##### MATERIAL FOR THIS EXERCISE #####
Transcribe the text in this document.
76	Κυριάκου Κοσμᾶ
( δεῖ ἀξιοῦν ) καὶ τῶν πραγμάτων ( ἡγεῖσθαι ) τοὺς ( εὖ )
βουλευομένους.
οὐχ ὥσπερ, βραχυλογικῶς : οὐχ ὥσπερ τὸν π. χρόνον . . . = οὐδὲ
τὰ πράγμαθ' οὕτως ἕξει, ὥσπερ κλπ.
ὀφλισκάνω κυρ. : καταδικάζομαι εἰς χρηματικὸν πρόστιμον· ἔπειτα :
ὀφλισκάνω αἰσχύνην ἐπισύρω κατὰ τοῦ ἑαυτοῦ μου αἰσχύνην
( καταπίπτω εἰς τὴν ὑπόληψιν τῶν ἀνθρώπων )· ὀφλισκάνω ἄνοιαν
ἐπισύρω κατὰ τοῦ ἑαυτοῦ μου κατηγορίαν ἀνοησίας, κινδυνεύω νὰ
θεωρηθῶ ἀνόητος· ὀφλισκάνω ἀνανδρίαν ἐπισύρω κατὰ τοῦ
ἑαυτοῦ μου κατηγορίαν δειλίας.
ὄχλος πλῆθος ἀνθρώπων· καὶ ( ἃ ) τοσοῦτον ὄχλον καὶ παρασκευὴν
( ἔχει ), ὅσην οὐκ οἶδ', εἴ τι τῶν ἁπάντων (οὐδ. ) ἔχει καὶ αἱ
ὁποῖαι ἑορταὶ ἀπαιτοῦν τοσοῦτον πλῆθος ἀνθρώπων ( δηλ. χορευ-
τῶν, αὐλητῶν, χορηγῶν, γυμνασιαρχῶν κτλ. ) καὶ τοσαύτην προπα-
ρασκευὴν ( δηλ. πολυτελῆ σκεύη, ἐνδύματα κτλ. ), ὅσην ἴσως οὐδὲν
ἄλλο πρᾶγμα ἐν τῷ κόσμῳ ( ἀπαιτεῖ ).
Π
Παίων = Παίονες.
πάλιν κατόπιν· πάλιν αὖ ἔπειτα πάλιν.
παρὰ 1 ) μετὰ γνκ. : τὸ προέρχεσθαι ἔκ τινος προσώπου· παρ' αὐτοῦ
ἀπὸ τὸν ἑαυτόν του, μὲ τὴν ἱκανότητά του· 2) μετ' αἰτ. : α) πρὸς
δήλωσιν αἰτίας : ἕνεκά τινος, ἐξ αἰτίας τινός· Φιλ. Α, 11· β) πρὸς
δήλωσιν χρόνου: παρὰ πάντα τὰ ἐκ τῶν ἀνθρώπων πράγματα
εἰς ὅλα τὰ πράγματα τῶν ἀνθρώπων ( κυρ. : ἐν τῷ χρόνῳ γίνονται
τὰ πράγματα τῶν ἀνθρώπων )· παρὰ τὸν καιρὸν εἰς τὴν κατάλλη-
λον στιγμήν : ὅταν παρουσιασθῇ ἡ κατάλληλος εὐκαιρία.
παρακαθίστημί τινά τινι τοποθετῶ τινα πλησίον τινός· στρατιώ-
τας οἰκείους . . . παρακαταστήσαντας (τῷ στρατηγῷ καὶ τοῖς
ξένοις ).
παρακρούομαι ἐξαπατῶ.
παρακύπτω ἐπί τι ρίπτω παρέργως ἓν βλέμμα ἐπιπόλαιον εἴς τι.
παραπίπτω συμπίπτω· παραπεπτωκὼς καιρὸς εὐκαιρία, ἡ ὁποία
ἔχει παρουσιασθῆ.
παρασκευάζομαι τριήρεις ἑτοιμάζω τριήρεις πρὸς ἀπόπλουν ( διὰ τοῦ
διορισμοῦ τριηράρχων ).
#####
Please return the data above exactly as given.

Transcribe the text in this document.
76	Κυριάκου Κοσμᾶ
( δεῖ ἀξιοῦν ) καὶ τῶν πραγμάτων ( ἡγεῖσθαι ) τοὺς ( εὖ )
βουλευομένους.
οὐχ ὥσπερ, βραχυλογικῶς : οὐχ ὥσπερ τὸν π. χρόνον . . . = οὐδὲ
τὰ πράγμαθ' οὕτως ἕξει, ὥσπερ κλπ.
ὀφλισκάνω κυρ. : καταδικάζομαι εἰς χρηματικὸν πρόστιμον· ἔπειτα :
ὀφλισκάνω αἰσχύνην ἐπισύρω κατὰ τοῦ ἑαυτοῦ μου αἰσχύνην
( καταπίπτω εἰς τὴν ὑπόληψιν τῶν ἀνθρώπων )· ὀφλισκάνω ἄνοιαν
ἐπισύρω κατὰ τοῦ ἑαυτοῦ μου κατηγορίαν ἀνοησίας, κινδυνεύω νὰ
θεωρηθῶ ἀνόητος· ὀφλισκάνω ἀνανδρίαν ἐπισύρω κατὰ τοῦ
ἑαυτοῦ μου κατηγορίαν δειλίας.
ὄχλος πλῆθος ἀνθρώπων· καὶ ( ἃ ) τοσοῦτον ὄχλον καὶ παρασκευὴν
( ἔχει ), ὅσην οὐκ οἶδ', εἴ τι τῶν ἁπάντων (οὐδ. ) ἔχει καὶ αἱ
ὁποῖαι ἑορταὶ ἀπαιτοῦν τοσοῦτον πλῆθος ἀνθρώπων ( δηλ. χορευ-
τῶν, αὐλητῶν, χορηγῶν, γυμνασιαρχῶν κτλ. ) καὶ τοσαύτην προπα-
ρασκευὴν ( δηλ. πολυτελῆ σκεύη, ἐνδύματα κτλ. ), ὅσην ἴσως οὐδὲν
ἄλλο πρᾶγμα ἐν τῷ κόσμῳ ( ἀπαιτεῖ ).
Π
Παίων = Παίονες.
πάλιν κατόπιν· πάλιν αὖ ἔπειτα πάλιν.
παρὰ 1 ) μετὰ γνκ. : τὸ προέρχεσθαι ἔκ τινος προσώπου· παρ' αὐτοῦ
ἀπὸ τὸν ἑαυτόν του, μὲ τὴν ἱκανότητά του· 2) μετ' αἰτ. : α) πρὸς
δήλωσιν αἰτίας : ἕνεκά τινος, ἐξ αἰτίας τινός· Φιλ. Α, 11· β) πρὸς
δήλωσιν χρόνου: παρὰ πάντα τὰ ἐκ τῶν ἀνθρώπων πράγματα
εἰς ὅλα τὰ πράγματα τῶν ἀνθρώπων ( κυρ. : ἐν τῷ χρόνῳ γίνονται
τὰ πράγματα τῶν ἀνθρώπων )· παρὰ τὸν καιρὸν εἰς τὴν κατάλλη-
λον στιγμήν : ὅταν παρουσιασθῇ ἡ κατάλληλος εὐκαιρία.
παρακαθίστημί τινά τινι τοποθετῶ τινα πλησίον τινός· στρατιώ-
τας οἰκείους . . . παρακαταστήσαντας (τῷ στρατηγῷ καὶ τοῖς
ξένοις ).
παρακρούομαι ἐξαπατῶ.
παρακύπτω ἐπί τι ρίπτω παρέργως ἓν βλέμμα ἐπιπόλαιον εἴς τι.
παραπίπτω συμπίπτω· παραπεπτωκὼς καιρὸς εὐκαιρία, ἡ ὁποία
ἔχει παρουσιασθῆ.
παρασκευάζομαι τριήρεις ἑτοιμάζω τριήρεις πρὸς ἀπόπλουν ( διὰ τοῦ
διορισμοῦ τριηράρχων ).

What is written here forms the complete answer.